- REQUIRED ACTION: Every record that follows should be output exactly as it is given.

-----

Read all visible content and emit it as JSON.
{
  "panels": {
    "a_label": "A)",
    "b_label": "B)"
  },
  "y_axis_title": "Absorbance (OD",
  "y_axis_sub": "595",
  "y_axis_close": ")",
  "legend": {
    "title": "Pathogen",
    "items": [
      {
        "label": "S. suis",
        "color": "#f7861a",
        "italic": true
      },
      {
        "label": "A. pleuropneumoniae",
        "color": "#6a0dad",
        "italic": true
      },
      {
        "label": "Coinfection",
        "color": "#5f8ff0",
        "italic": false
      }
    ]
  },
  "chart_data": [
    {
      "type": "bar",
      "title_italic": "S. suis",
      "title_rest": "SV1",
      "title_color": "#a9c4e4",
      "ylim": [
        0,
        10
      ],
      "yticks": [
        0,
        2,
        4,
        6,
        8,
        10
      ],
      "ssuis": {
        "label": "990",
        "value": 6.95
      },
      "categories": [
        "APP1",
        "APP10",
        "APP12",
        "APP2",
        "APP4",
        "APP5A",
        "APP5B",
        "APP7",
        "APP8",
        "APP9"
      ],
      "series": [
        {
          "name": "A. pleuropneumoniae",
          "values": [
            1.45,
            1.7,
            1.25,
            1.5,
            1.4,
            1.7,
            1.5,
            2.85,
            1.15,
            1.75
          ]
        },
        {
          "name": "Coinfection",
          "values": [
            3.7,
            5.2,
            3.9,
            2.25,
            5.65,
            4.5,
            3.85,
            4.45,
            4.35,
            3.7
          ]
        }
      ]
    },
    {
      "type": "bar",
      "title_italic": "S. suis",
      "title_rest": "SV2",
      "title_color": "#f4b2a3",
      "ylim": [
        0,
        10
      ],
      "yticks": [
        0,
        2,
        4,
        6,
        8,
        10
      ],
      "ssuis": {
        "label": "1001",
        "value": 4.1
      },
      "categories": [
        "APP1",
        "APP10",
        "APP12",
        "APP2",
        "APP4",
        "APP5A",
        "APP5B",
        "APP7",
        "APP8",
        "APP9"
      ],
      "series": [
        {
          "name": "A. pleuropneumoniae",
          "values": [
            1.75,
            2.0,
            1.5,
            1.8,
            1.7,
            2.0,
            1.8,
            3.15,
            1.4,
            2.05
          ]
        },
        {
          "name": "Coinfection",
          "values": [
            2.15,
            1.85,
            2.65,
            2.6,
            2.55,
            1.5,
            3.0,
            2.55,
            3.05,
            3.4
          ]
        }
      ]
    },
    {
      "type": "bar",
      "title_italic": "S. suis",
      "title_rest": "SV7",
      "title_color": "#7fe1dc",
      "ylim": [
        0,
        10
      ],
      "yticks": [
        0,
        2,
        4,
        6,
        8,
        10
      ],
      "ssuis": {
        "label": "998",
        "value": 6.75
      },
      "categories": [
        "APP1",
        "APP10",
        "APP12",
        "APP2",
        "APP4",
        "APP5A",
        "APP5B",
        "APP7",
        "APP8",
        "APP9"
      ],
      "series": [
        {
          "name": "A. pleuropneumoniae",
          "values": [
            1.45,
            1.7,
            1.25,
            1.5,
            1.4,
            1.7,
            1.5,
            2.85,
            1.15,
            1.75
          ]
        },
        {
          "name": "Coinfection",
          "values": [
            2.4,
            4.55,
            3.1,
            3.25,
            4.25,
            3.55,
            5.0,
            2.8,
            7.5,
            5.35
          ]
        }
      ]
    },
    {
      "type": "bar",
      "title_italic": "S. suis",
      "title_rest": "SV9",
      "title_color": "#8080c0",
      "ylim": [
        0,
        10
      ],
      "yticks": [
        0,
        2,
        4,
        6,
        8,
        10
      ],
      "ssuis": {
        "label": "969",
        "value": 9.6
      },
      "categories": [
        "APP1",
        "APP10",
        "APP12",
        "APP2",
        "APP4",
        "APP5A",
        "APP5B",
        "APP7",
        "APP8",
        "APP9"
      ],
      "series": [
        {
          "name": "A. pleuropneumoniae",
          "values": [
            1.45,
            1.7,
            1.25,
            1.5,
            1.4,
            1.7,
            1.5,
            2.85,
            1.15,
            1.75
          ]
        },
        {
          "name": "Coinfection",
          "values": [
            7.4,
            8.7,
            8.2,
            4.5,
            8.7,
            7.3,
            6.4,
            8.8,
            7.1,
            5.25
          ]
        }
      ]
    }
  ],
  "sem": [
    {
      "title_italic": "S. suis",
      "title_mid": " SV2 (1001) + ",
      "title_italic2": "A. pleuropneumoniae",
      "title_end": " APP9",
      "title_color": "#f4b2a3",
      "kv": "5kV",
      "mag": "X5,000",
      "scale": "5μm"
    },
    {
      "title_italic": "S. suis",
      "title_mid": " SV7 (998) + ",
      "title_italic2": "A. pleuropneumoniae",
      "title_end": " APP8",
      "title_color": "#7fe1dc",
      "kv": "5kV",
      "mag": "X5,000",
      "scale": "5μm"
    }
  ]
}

-----

- EXERCISE RESULT:
Read all visible content and emit it as JSON.
{
  "panels": {
    "a_label": "A)",
    "b_label": "B)"
  },
  "y_axis_title": "Absorbance (OD",
  "y_axis_sub": "595",
  "y_axis_close": ")",
  "legend": {
    "title": "Pathogen",
    "items": [
      {
        "label": "S. suis",
        "color": "#f7861a",
        "italic": true
      },
      {
        "label": "A. pleuropneumoniae",
        "color": "#6a0dad",
        "italic": true
      },
      {
        "label": "Coinfection",
        "color": "#5f8ff0",
        "italic": false
      }
    ]
  },
  "chart_data": [
    {
      "type": "bar",
      "title_italic": "S. suis",
      "title_rest": "SV1",
      "title_color": "#a9c4e4",
      "ylim": [
        0,
        10
      ],
      "yticks": [
        0,
        2,
        4,
        6,
        8,
        10
      ],
      "ssuis": {
        "label": "990",
        "value": 6.95
      },
      "categories": [
        "APP1",
        "APP10",
        "APP12",
        "APP2",
        "APP4",
        "APP5A",
        "APP5B",
        "APP7",
        "APP8",
        "APP9"
      ],
      "series": [
        {
          "name": "A. pleuropneumoniae",
          "values": [
            1.45,
            1.7,
            1.25,
            1.5,
            1.4,
            1.7,
            1.5,
            2.85,
            1.15,
            1.75
          ]
        },
        {
          "name": "Coinfection",
          "values": [
            3.7,
            5.2,
            3.9,
            2.25,
            5.65,
            4.5,
            3.85,
            4.45,
            4.35,
            3.7
          ]
        }
      ]
    },
    {
      "type": "bar",
      "title_italic": "S. suis",
      "title_rest": "SV2",
      "title_color": "#f4b2a3",
      "ylim": [
        0,
        10
      ],
      "yticks": [
        0,
        2,
        4,
        6,
        8,
        10
      ],
      "ssuis": {
        "label": "1001",
        "value": 4.1
      },
      "categories": [
        "APP1",
        "APP10",
        "APP12",
        "APP2",
        "APP4",
        "APP5A",
        "APP5B",
        "APP7",
        "APP8",
        "APP9"
      ],
      "series": [
        {
          "name": "A. pleuropneumoniae",
          "values": [
            1.75,
            2.0,
            1.5,
            1.8,
            1.7,
            2.0,
            1.8,
            3.15,
            1.4,
            2.05
          ]
        },
        {
          "name": "Coinfection",
          "values": [
            2.15,
            1.85,
            2.65,
            2.6,
            2.55,
            1.5,
            3.0,
            2.55,
            3.05,
            3.4
          ]
        }
      ]
    },
    {
      "type": "bar",
      "title_italic": "S. suis",
      "title_rest": "SV7",
      "title_color": "#7fe1dc",
      "ylim": [
        0,
        10
      ],
      "yticks": [
        0,
        2,
        4,
        6,
        8,
        10
      ],
      "ssuis": {
        "label": "998",
        "value": 6.75
      },
      "categories": [
        "APP1",
        "APP10",
        "APP12",
        "APP2",
        "APP4",
        "APP5A",
        "APP5B",
        "APP7",
        "APP8",
        "APP9"
      ],
      "series": [
        {
          "name": "A. pleuropneumoniae",
          "values": [
            1.45,
            1.7,
            1.25,
            1.5,
            1.4,
            1.7,
            1.5,
            2.85,
            1.15,
            1.75
          ]
        },
        {
          "name": "Coinfection",
          "values": [
            2.4,
            4.55,
            3.1,
            3.25,
            4.25,
            3.55,
            5.0,
            2.8,
            7.5,
            5.35
          ]
        }
      ]
    },
    {
      "type": "bar",
      "title_italic": "S. suis",
      "title_rest": "SV9",
      "title_color": "#8080c0",
      "ylim": [
        0,
        10
      ],
      "yticks": [
        0,
        2,
        4,
        6,
        8,
        10
      ],
      "ssuis": {
        "label": "969",
        "value": 9.6
      },
      "categories": [
        "APP1",
        "APP10",
        "APP12",
        "APP2",
        "APP4",
        "APP5A",
        "APP5B",
        "APP7",
        "APP8",
        "APP9"
      ],
      "series": [
        {
          "name": "A. pleuropneumoniae",
          "values": [
            1.45,
            1.7,
            1.25,
            1.5,
            1.4,
            1.7,
            1.5,
            2.85,
            1.15,
            1.75
          ]
        },
        {
          "name": "Coinfection",
          "values": [
            7.4,
            8.7,
            8.2,
            4.5,
            8.7,
            7.3,
            6.4,
            8.8,
            7.1,
            5.25
          ]
        }
      ]
    }
  ],
  "sem": [
    {
      "title_italic": "S. suis",
      "title_mid": " SV2 (1001) + ",
      "title_italic2": "A. pleuropneumoniae",
      "title_end": " APP9",
      "title_color": "#f4b2a3",
      "kv": "5kV",
      "mag": "X5,000",
      "scale": "5μm"
    },
    {
      "title_italic": "S. suis",
      "title_mid": " SV7 (998) + ",
      "title_italic2": "A. pleuropneumoniae",
      "title_end": " APP8",
      "title_color": "#7fe1dc",
      "kv": "5kV",
      "mag": "X5,000",
      "scale": "5μm"
    }
  ]
}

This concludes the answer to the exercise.